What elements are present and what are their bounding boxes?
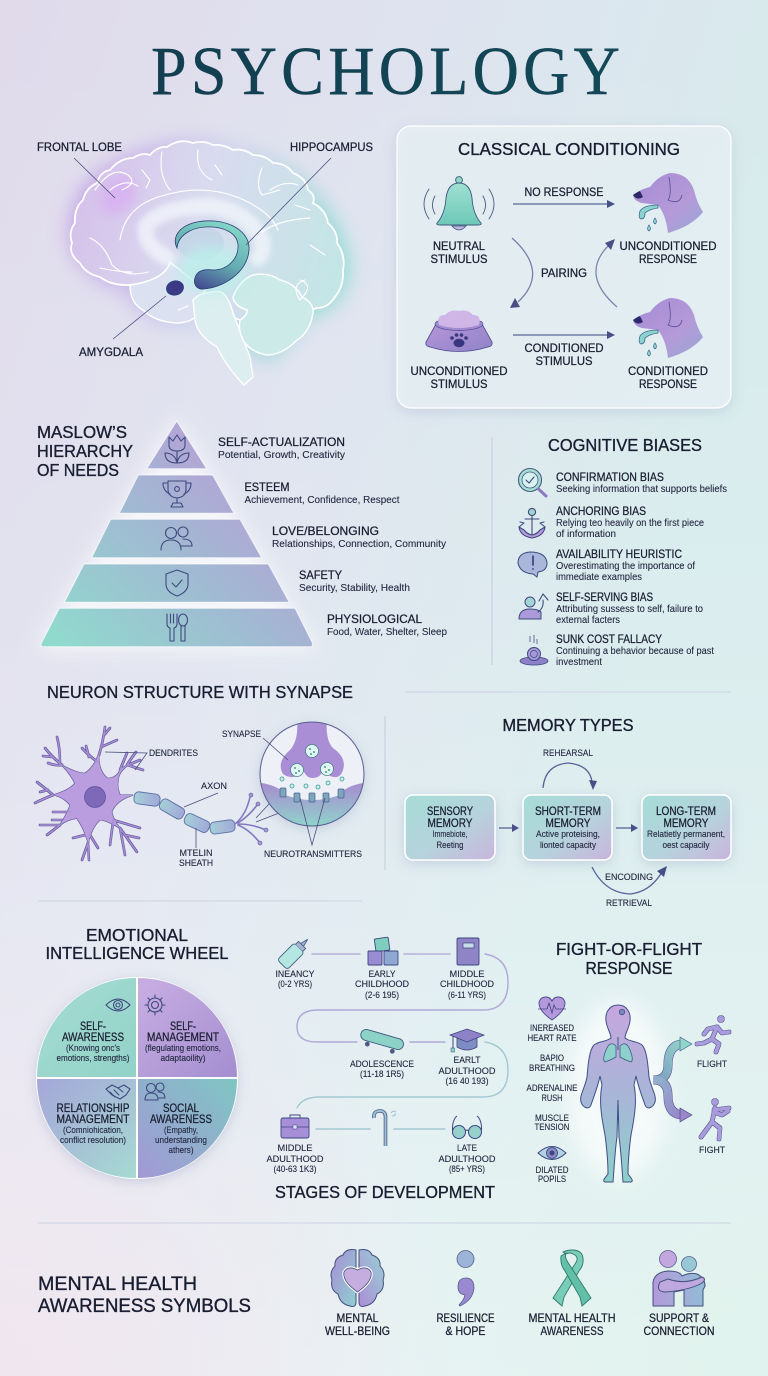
list: symptoms bbox=[526, 1023, 578, 1133]
list: symptoms: TENSION bbox=[534, 1122, 570, 1133]
brain labels bbox=[37, 140, 373, 359]
label resilience and hope bbox=[436, 1311, 494, 1338]
label unconditioned response: UNCONDITIONED bbox=[620, 239, 717, 253]
body glow bbox=[568, 1000, 668, 1180]
tier labels: Security, Stability, Health bbox=[299, 582, 410, 594]
icon: blocks bbox=[368, 937, 398, 965]
quadrant: social awareness: understanding bbox=[155, 1135, 207, 1146]
label unconditioned response bbox=[620, 239, 717, 266]
quadrant: relationship management: conflict resolution) bbox=[60, 1135, 126, 1146]
gyri lines bbox=[90, 150, 325, 310]
label early adulthood bbox=[438, 1055, 496, 1087]
tier labels bbox=[218, 435, 447, 638]
icon: skateboard bbox=[358, 1028, 405, 1056]
label support and connection: SUPPORT & bbox=[649, 1311, 709, 1325]
quadrant: self-awareness bbox=[37, 978, 136, 1077]
label early childhood: CHILDHOOD bbox=[355, 979, 409, 990]
label early childhood: (2-6 195) bbox=[365, 990, 399, 1001]
text: self-serving bias bbox=[556, 590, 703, 626]
text: sunk cost fallacy: Continuing a behavior because of past bbox=[556, 645, 714, 657]
label early adulthood: (16 40 193) bbox=[446, 1076, 488, 1087]
text: self-serving bias: external facters bbox=[556, 614, 620, 626]
timeline path bbox=[297, 954, 508, 1129]
label unconditioned stimulus: STIMULUS bbox=[430, 377, 488, 391]
text: sunk cost fallacy bbox=[556, 632, 714, 668]
label mental well-being: WELL-BEING bbox=[325, 1324, 390, 1338]
card bbox=[397, 126, 731, 408]
tier labels: SELF-ACTUALIZATION bbox=[218, 435, 345, 449]
label adolescence bbox=[350, 1059, 414, 1080]
box: short-term memory: SHORT-TERM bbox=[535, 804, 601, 818]
panel: classical conditioning bbox=[397, 126, 731, 408]
label flight: FLIGHT bbox=[697, 1059, 727, 1070]
icon: dilated eye bbox=[538, 1146, 566, 1160]
label dilated pupils: POPILS bbox=[538, 1174, 566, 1185]
label adolescence: ADOLESCENCE bbox=[350, 1059, 414, 1070]
tier labels: ESTEEM bbox=[244, 480, 290, 494]
neuron labels and leaders: NEUROTRANSMITTERS bbox=[264, 849, 362, 860]
arrow: encoding retrieval bbox=[592, 866, 667, 894]
icon: ribbon bbox=[553, 1250, 591, 1306]
label encoding: ENCODING bbox=[605, 872, 653, 883]
pyramid tier: safety bbox=[64, 564, 289, 602]
text: anchoring bias: of information bbox=[556, 528, 616, 540]
heading: MEMORY TYPES bbox=[502, 715, 634, 735]
quadrant: self-management: MANAGEMENT bbox=[147, 1030, 220, 1044]
arrow: conditioned stimulus: CONDITIONED bbox=[524, 341, 604, 355]
axon myelin sheaths bbox=[133, 791, 236, 835]
label middle childhood: CHILDHOOD bbox=[440, 979, 494, 990]
quadrant: self-management: (flegulating emotions, bbox=[145, 1043, 221, 1054]
box: short-term memory: MEMORY bbox=[546, 816, 590, 830]
brain labels: HIPPOCAMPUS bbox=[290, 140, 373, 154]
heading: EMOTIONAL bbox=[86, 925, 188, 945]
panel: maslow hierarchy bbox=[36, 418, 447, 650]
arrow: short-term to long-term bbox=[616, 824, 638, 832]
tier labels: Achievement, Confidence, Respect bbox=[244, 494, 400, 506]
label early adulthood: EARLT bbox=[454, 1055, 481, 1066]
box: long-term memory: Relatietly permanent, bbox=[647, 829, 725, 840]
tier labels: Relationships, Connection, Community bbox=[272, 538, 447, 550]
text: anchoring bias: Relying teo heavily on the first piece bbox=[556, 517, 704, 529]
label mental health awareness bbox=[528, 1311, 616, 1338]
brain stem bbox=[193, 292, 253, 385]
heading: CLASSICAL CONDITIONING bbox=[458, 139, 680, 159]
quadrant: self-management: adaptaoility) bbox=[160, 1053, 206, 1064]
heading: MASLOW’S bbox=[37, 422, 127, 442]
hippocampus bbox=[175, 221, 249, 289]
list: symptoms: ADRENALINE bbox=[526, 1083, 578, 1094]
label neutral stimulus: NEUTRAL bbox=[433, 239, 485, 253]
icon: head bubble bbox=[518, 552, 547, 577]
icon: bell bbox=[424, 177, 494, 230]
tier labels: PHYSIOLOGICAL bbox=[327, 612, 422, 626]
temporal lobe bbox=[130, 262, 205, 323]
box: long-term memory: LONG-TERM bbox=[656, 804, 716, 818]
heading bbox=[38, 1273, 251, 1317]
icon: person with arrow bbox=[519, 594, 548, 619]
panel: brain diagram bbox=[37, 140, 373, 385]
heading: INTELLIGENCE WHEEL bbox=[46, 943, 229, 963]
label retrieval: RETRIEVAL bbox=[606, 898, 652, 909]
label dilated pupils: DILATED bbox=[536, 1165, 569, 1176]
label infancy: (0-2 YRS) bbox=[278, 979, 312, 990]
box: short-term memory: lionted capacity bbox=[540, 840, 596, 851]
list: symptoms: HEART RATE bbox=[528, 1033, 576, 1044]
text: sunk cost fallacy: SUNK COST FALLACY bbox=[556, 632, 662, 646]
text: confirmation bias: Seeking information that supports beliefs bbox=[556, 483, 727, 495]
teal glow bbox=[178, 246, 246, 294]
pyramid tier: self-actualization bbox=[147, 421, 207, 469]
label adolescence: (11-18 1R5) bbox=[360, 1069, 404, 1080]
box: sensory memory: MEMORY bbox=[428, 816, 472, 830]
heading: RESPONSE bbox=[586, 958, 672, 978]
box: sensory memory: Immebiote, bbox=[432, 829, 468, 840]
synapse magnified view bbox=[255, 718, 370, 830]
icon: flight runner bbox=[697, 1016, 729, 1052]
icon: brain with heart bbox=[331, 1250, 384, 1306]
label resilience and hope: RESILIENCE bbox=[436, 1311, 494, 1325]
amygdala bbox=[164, 278, 186, 298]
label middle adulthood: MIDDLE bbox=[278, 1143, 312, 1154]
label unconditioned stimulus bbox=[410, 364, 508, 391]
heading: FIGHT-OR-FLIGHT bbox=[556, 939, 702, 959]
heading bbox=[37, 422, 133, 480]
heading: OF NEEDS bbox=[37, 460, 119, 480]
icon: anchor bbox=[519, 508, 545, 538]
text: sunk cost fallacy: investment bbox=[556, 656, 602, 668]
text: confirmation bias: CONFIRMATION BIAS bbox=[556, 470, 664, 484]
label early adulthood: ADULTHOOD bbox=[438, 1066, 496, 1077]
limbic white band bbox=[145, 206, 262, 258]
leader lines bbox=[74, 158, 331, 339]
brain labels: FRONTAL LOBE bbox=[37, 140, 122, 154]
icon: graduation cap bbox=[450, 1029, 484, 1052]
tier labels: Potential, Growth, Creativity bbox=[218, 449, 346, 461]
list: symptoms: INEREASED bbox=[530, 1023, 574, 1034]
neuron labels and leaders: MTELIN bbox=[180, 848, 213, 859]
icon: fight figure bbox=[701, 1099, 729, 1139]
label middle childhood bbox=[440, 969, 494, 1001]
brain labels: AMYGDALA bbox=[79, 345, 143, 359]
text: availability heuristic: immediate examples bbox=[556, 571, 642, 583]
wheel backing bbox=[36, 977, 238, 1179]
pyramid tier: esteem bbox=[119, 475, 234, 513]
quadrant: social awareness bbox=[138, 1079, 237, 1178]
panel: neuron structure bbox=[35, 682, 370, 869]
label middle adulthood: (40-63 1K3) bbox=[274, 1164, 316, 1175]
label late adulthood: (85+ YRS) bbox=[449, 1164, 485, 1175]
label unconditioned stimulus: UNCONDITIONED bbox=[410, 364, 508, 378]
panel: memory types bbox=[405, 715, 731, 909]
label neutral stimulus: STIMULUS bbox=[430, 252, 488, 266]
label mental well-being: MENTAL bbox=[336, 1311, 379, 1325]
quadrant: self-management: SELF- bbox=[170, 1019, 196, 1033]
pyramid tier: love bbox=[92, 519, 262, 558]
arrow: conditioned stimulus bbox=[513, 331, 615, 368]
neuron labels and leaders: AXON bbox=[201, 781, 227, 792]
text: availability heuristic: AVAILABILITY HEURISTIC bbox=[556, 547, 682, 561]
quadrant: self-awareness: (Knowing onc’s bbox=[66, 1043, 120, 1054]
arrow: rehearsal bbox=[543, 763, 597, 790]
label unconditioned response: RESPONSE bbox=[639, 252, 697, 266]
tier labels: SAFETY bbox=[299, 568, 342, 582]
quadrant: self-management bbox=[138, 978, 237, 1077]
list: symptoms: MUSCLE bbox=[535, 1113, 569, 1124]
arrow: no response bbox=[513, 185, 615, 208]
neuron labels and leaders bbox=[105, 729, 362, 869]
label mental health awareness: MENTAL HEALTH bbox=[528, 1311, 616, 1325]
tier labels: Food, Water, Shelter, Sleep bbox=[327, 626, 447, 638]
label resilience and hope: & HOPE bbox=[446, 1324, 486, 1338]
label middle adulthood bbox=[266, 1143, 324, 1175]
box: long-term memory: MEMORY bbox=[664, 816, 708, 830]
panel: cognitive biases bbox=[518, 435, 727, 668]
label mental health awareness: AWARENESS bbox=[540, 1324, 604, 1338]
label conditioned response: CONDITIONED bbox=[628, 364, 708, 378]
box: sensory memory: SENSORY bbox=[427, 804, 473, 818]
neuron labels and leaders: SYNAPSE bbox=[222, 729, 261, 740]
label infancy: INEANCY bbox=[276, 969, 315, 980]
quadrant: social awareness: SOCIAL bbox=[163, 1101, 199, 1115]
label conditioned response: RESPONSE bbox=[639, 377, 697, 391]
arrow: sensory to short-term bbox=[499, 824, 519, 832]
label fight: FIGHT bbox=[699, 1145, 725, 1156]
quadrant: self-awareness: AWARENESS bbox=[62, 1030, 124, 1044]
label middle childhood: (6-11 YRS) bbox=[448, 990, 486, 1001]
human figure bbox=[581, 1005, 655, 1182]
text: self-serving bias: SELF-SERVING BIAS bbox=[556, 590, 653, 604]
arrows: flight and fight bbox=[654, 1044, 684, 1115]
label dilated pupils bbox=[536, 1165, 569, 1185]
list: symptoms: RUSH bbox=[542, 1093, 563, 1104]
text: anchoring bias: ANCHORING BIAS bbox=[556, 504, 646, 518]
nucleus bbox=[84, 786, 106, 808]
label middle adulthood: ADULTHOOD bbox=[266, 1154, 324, 1165]
box: long-term memory: oest capacily bbox=[662, 840, 710, 851]
label support and connection: CONNECTION bbox=[644, 1324, 714, 1338]
pyramid glow bbox=[36, 418, 318, 650]
icon: cane bbox=[374, 1111, 396, 1146]
icon: hugging people bbox=[653, 1250, 705, 1306]
label late adulthood: LATE bbox=[457, 1143, 477, 1154]
cerebellum bbox=[233, 274, 313, 355]
box: short-term memory: Active proteising, bbox=[536, 829, 600, 840]
text: availability heuristic bbox=[556, 547, 695, 583]
label rehearsal: REHEARSAL bbox=[543, 748, 593, 759]
brain glow bbox=[77, 145, 342, 355]
label infancy bbox=[276, 969, 315, 990]
panel: mental health awareness symbols bbox=[38, 1250, 714, 1338]
label late adulthood: ADULTHOOD bbox=[438, 1154, 496, 1165]
icon: baby bottle bbox=[277, 934, 313, 970]
label pairing: PAIRING bbox=[541, 266, 587, 280]
text: availability heuristic: Overestimating the importance of bbox=[556, 560, 695, 572]
heading: MENTAL HEALTH bbox=[38, 1273, 197, 1295]
icon: glasses bbox=[452, 1116, 482, 1138]
box: long-term memory bbox=[642, 795, 731, 860]
heading bbox=[46, 925, 229, 963]
label early childhood: EARLY bbox=[368, 969, 396, 980]
arrow: no response: NO RESPONSE bbox=[524, 185, 604, 199]
quadrant: social awareness: athers) bbox=[168, 1145, 194, 1156]
icon: sunk coin bbox=[520, 635, 548, 665]
icon: food bowl bbox=[426, 310, 492, 352]
label neutral stimulus bbox=[430, 239, 488, 266]
neuron labels and leaders: SHEATH bbox=[179, 858, 213, 869]
text: self-serving bias: Attributing sussess to self, failure to bbox=[556, 603, 703, 615]
purple frontal highlight bbox=[92, 168, 144, 222]
icon: dog unconditioned bbox=[633, 173, 703, 233]
heading: COGNITIVE BIASES bbox=[548, 435, 702, 455]
pyramid tier: physiological bbox=[41, 608, 313, 647]
label late adulthood bbox=[438, 1143, 496, 1175]
label conditioned response bbox=[628, 364, 708, 391]
brain outline bbox=[71, 141, 344, 320]
panel: emotional intelligence wheel bbox=[36, 925, 238, 1179]
list: symptoms: BAPIO bbox=[540, 1053, 564, 1064]
text: confirmation bias bbox=[556, 470, 727, 495]
box: sensory memory: Reeting bbox=[436, 840, 464, 851]
quadrant: relationship management: (Comniohication, bbox=[63, 1125, 123, 1136]
label early childhood bbox=[355, 969, 409, 1001]
central cavity bbox=[176, 226, 224, 260]
arrowhead fight bbox=[680, 1108, 692, 1122]
heading: AWARENESS SYMBOLS bbox=[38, 1295, 251, 1317]
box: short-term memory bbox=[523, 795, 612, 860]
label support and connection bbox=[644, 1311, 714, 1338]
tier labels: LOVE/BELONGING bbox=[272, 524, 379, 538]
icon: magnifier bbox=[518, 468, 546, 496]
heading: NEURON STRUCTURE WITH SYNAPSE bbox=[47, 682, 353, 702]
title: PSYCHOLOGY bbox=[151, 34, 624, 110]
quadrant: relationship management bbox=[37, 1079, 136, 1178]
text: anchoring bias bbox=[556, 504, 704, 540]
quadrant: relationship management: MANAGEMENT bbox=[56, 1112, 130, 1126]
heading bbox=[556, 939, 702, 978]
heading: STAGES OF DEVELOPMENT bbox=[275, 1182, 495, 1202]
icon: book bbox=[457, 938, 479, 965]
icon: heart bbox=[538, 997, 566, 1020]
arrow: pairing up bbox=[596, 239, 617, 307]
axon terminals bbox=[235, 797, 266, 843]
icon: semicolon bbox=[457, 1250, 474, 1306]
icon: briefcase bbox=[281, 1115, 309, 1138]
quadrant: relationship management: RELATIONSHIP bbox=[56, 1101, 130, 1115]
arrow: conditioned stimulus: STIMULUS bbox=[536, 354, 592, 368]
panel: fight or flight bbox=[526, 939, 729, 1185]
panel: stages of development bbox=[266, 934, 508, 1202]
quadrant: social awareness: (Empathy, bbox=[164, 1125, 198, 1136]
arrow: pairing down bbox=[510, 238, 533, 308]
label mental well-being bbox=[325, 1311, 390, 1338]
quadrant: self-awareness: emotions, strengths) bbox=[56, 1053, 130, 1064]
quadrant: self-awareness: SELF- bbox=[80, 1019, 106, 1033]
neuron labels and leaders: DENDRITES bbox=[149, 748, 198, 759]
neuron cell and dendrites bbox=[35, 727, 143, 860]
heading: HIERARCHY bbox=[37, 441, 133, 461]
quadrant: social awareness: AWARENESS bbox=[150, 1112, 212, 1126]
icon: dog conditioned bbox=[633, 298, 703, 358]
box: sensory memory bbox=[405, 795, 495, 860]
label middle childhood: MIDDLE bbox=[450, 969, 484, 980]
list: symptoms: BREATHING bbox=[529, 1063, 575, 1074]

• WHAT YOU SHOULD DO: In the part of the listing that opens with the line containing "list: symptoms bbox=[526, 1023, 578, 1133]" and closes with the line containing "quadrant: self-awareness bbox=[37, 978, 136, 1077]", swap "tier labels" for "level labels" and give only those lines, with everything else unchanged.

• COMPLETE ANSWER:
list: symptoms bbox=[526, 1023, 578, 1133]
list: symptoms: TENSION bbox=[534, 1122, 570, 1133]
brain labels bbox=[37, 140, 373, 359]
label resilience and hope bbox=[436, 1311, 494, 1338]
label unconditioned response: UNCONDITIONED bbox=[620, 239, 717, 253]
body glow bbox=[568, 1000, 668, 1180]
level labels: Security, Stability, Health bbox=[299, 582, 410, 594]
icon: blocks bbox=[368, 937, 398, 965]
quadrant: social awareness: understanding bbox=[155, 1135, 207, 1146]
label unconditioned response bbox=[620, 239, 717, 266]
quadrant: relationship management: conflict resolution) bbox=[60, 1135, 126, 1146]
gyri lines bbox=[90, 150, 325, 310]
label early adulthood bbox=[438, 1055, 496, 1087]
level labels bbox=[218, 435, 447, 638]
icon: skateboard bbox=[358, 1028, 405, 1056]
label support and connection: SUPPORT & bbox=[649, 1311, 709, 1325]
quadrant: self-awareness bbox=[37, 978, 136, 1077]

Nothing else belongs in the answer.